• **REQUIRED TASK**:
Output all of the records exactly as written.

== == ==

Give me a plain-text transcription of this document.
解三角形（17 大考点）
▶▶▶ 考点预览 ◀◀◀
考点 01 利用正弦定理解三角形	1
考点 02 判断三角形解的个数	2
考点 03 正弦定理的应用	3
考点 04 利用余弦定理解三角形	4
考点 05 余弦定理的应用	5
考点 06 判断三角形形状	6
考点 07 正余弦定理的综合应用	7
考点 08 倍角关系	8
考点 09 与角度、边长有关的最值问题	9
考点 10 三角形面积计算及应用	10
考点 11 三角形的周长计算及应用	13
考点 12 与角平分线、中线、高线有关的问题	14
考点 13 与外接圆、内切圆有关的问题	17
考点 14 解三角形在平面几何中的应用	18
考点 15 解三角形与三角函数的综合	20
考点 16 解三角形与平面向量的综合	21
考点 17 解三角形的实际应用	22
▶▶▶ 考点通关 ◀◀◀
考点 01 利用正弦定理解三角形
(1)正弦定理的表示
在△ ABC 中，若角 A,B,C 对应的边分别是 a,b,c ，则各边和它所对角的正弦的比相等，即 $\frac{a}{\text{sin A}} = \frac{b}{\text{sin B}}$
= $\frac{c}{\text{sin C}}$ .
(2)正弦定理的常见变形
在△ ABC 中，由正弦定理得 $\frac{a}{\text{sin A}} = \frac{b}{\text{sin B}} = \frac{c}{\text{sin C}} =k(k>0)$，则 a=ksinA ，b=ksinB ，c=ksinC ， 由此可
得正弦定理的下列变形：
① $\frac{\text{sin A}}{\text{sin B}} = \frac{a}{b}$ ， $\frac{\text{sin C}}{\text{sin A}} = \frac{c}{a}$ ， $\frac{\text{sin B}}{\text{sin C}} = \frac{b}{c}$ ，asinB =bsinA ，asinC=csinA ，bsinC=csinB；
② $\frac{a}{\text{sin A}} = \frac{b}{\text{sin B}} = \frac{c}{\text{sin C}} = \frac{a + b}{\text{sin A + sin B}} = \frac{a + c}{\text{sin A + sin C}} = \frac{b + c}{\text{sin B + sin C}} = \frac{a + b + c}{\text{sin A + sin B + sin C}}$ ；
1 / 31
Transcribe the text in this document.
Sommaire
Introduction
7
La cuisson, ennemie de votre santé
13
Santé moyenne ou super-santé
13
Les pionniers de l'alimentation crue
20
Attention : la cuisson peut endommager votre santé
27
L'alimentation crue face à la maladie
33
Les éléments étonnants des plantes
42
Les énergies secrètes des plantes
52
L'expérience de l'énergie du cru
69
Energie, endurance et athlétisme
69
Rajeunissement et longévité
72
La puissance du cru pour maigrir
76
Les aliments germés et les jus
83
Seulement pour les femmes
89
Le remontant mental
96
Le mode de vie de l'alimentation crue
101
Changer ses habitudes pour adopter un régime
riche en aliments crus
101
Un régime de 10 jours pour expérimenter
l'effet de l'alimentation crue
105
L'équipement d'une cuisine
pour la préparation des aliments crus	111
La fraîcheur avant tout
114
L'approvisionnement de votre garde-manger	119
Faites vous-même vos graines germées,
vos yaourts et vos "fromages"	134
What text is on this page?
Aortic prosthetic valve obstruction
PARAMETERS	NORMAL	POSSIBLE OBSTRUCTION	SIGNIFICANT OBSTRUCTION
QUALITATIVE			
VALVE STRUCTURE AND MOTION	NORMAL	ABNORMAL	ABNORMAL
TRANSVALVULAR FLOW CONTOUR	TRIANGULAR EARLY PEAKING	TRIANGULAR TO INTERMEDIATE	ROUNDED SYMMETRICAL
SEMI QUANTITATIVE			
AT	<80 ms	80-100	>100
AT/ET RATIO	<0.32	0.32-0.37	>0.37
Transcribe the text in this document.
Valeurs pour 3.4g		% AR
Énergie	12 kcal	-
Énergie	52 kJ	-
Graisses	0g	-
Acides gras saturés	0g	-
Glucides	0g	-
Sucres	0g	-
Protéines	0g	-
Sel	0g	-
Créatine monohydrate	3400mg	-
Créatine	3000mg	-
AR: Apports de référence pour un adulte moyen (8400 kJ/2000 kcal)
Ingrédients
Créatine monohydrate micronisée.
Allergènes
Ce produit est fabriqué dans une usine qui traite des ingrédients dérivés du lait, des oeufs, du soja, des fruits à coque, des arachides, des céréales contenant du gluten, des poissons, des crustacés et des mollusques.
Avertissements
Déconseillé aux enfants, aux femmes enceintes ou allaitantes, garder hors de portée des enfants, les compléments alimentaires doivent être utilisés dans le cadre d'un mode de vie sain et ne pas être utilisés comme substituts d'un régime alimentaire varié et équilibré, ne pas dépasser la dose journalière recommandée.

== == ==

• **FINAL ANSWER**:
Give me a plain-text transcription of this document.
解三角形（17 大考点）
▶▶▶ 考点预览 ◀◀◀
考点 01 利用正弦定理解三角形	1
考点 02 判断三角形解的个数	2
考点 03 正弦定理的应用	3
考点 04 利用余弦定理解三角形	4
考点 05 余弦定理的应用	5
考点 06 判断三角形形状	6
考点 07 正余弦定理的综合应用	7
考点 08 倍角关系	8
考点 09 与角度、边长有关的最值问题	9
考点 10 三角形面积计算及应用	10
考点 11 三角形的周长计算及应用	13
考点 12 与角平分线、中线、高线有关的问题	14
考点 13 与外接圆、内切圆有关的问题	17
考点 14 解三角形在平面几何中的应用	18
考点 15 解三角形与三角函数的综合	20
考点 16 解三角形与平面向量的综合	21
考点 17 解三角形的实际应用	22
▶▶▶ 考点通关 ◀◀◀
考点 01 利用正弦定理解三角形
(1)正弦定理的表示
在△ ABC 中，若角 A,B,C 对应的边分别是 a,b,c ，则各边和它所对角的正弦的比相等，即 $\frac{a}{\text{sin A}} = \frac{b}{\text{sin B}}$
= $\frac{c}{\text{sin C}}$ .
(2)正弦定理的常见变形
在△ ABC 中，由正弦定理得 $\frac{a}{\text{sin A}} = \frac{b}{\text{sin B}} = \frac{c}{\text{sin C}} =k(k>0)$，则 a=ksinA ，b=ksinB ，c=ksinC ， 由此可
得正弦定理的下列变形：
① $\frac{\text{sin A}}{\text{sin B}} = \frac{a}{b}$ ， $\frac{\text{sin C}}{\text{sin A}} = \frac{c}{a}$ ， $\frac{\text{sin B}}{\text{sin C}} = \frac{b}{c}$ ，asinB =bsinA ，asinC=csinA ，bsinC=csinB；
② $\frac{a}{\text{sin A}} = \frac{b}{\text{sin B}} = \frac{c}{\text{sin C}} = \frac{a + b}{\text{sin A + sin B}} = \frac{a + c}{\text{sin A + sin C}} = \frac{b + c}{\text{sin B + sin C}} = \frac{a + b + c}{\text{sin A + sin B + sin C}}$ ；
1 / 31
Transcribe the text in this document.
Sommaire
Introduction
7
La cuisson, ennemie de votre santé
13
Santé moyenne ou super-santé
13
Les pionniers de l'alimentation crue
20
Attention : la cuisson peut endommager votre santé
27
L'alimentation crue face à la maladie
33
Les éléments étonnants des plantes
42
Les énergies secrètes des plantes
52
L'expérience de l'énergie du cru
69
Energie, endurance et athlétisme
69
Rajeunissement et longévité
72
La puissance du cru pour maigrir
76
Les aliments germés et les jus
83
Seulement pour les femmes
89
Le remontant mental
96
Le mode de vie de l'alimentation crue
101
Changer ses habitudes pour adopter un régime
riche en aliments crus
101
Un régime de 10 jours pour expérimenter
l'effet de l'alimentation crue
105
L'équipement d'une cuisine
pour la préparation des aliments crus	111
La fraîcheur avant tout
114
L'approvisionnement de votre garde-manger	119
Faites vous-même vos graines germées,
vos yaourts et vos "fromages"	134
What text is on this page?
Aortic prosthetic valve obstruction
PARAMETERS	NORMAL	POSSIBLE OBSTRUCTION	SIGNIFICANT OBSTRUCTION
QUALITATIVE			
VALVE STRUCTURE AND MOTION	NORMAL	ABNORMAL	ABNORMAL
TRANSVALVULAR FLOW CONTOUR	TRIANGULAR EARLY PEAKING	TRIANGULAR TO INTERMEDIATE	ROUNDED SYMMETRICAL
SEMI QUANTITATIVE			
AT	<80 ms	80-100	>100
AT/ET RATIO	<0.32	0.32-0.37	>0.37
Transcribe the text in this document.
Valeurs pour 3.4g		% AR
Énergie	12 kcal	-
Énergie	52 kJ	-
Graisses	0g	-
Acides gras saturés	0g	-
Glucides	0g	-
Sucres	0g	-
Protéines	0g	-
Sel	0g	-
Créatine monohydrate	3400mg	-
Créatine	3000mg	-
AR: Apports de référence pour un adulte moyen (8400 kJ/2000 kcal)
Ingrédients
Créatine monohydrate micronisée.
Allergènes
Ce produit est fabriqué dans une usine qui traite des ingrédients dérivés du lait, des oeufs, du soja, des fruits à coque, des arachides, des céréales contenant du gluten, des poissons, des crustacés et des mollusques.
Avertissements
Déconseillé aux enfants, aux femmes enceintes ou allaitantes, garder hors de portée des enfants, les compléments alimentaires doivent être utilisés dans le cadre d'un mode de vie sain et ne pas être utilisés comme substituts d'un régime alimentaire varié et équilibré, ne pas dépasser la dose journalière recommandée.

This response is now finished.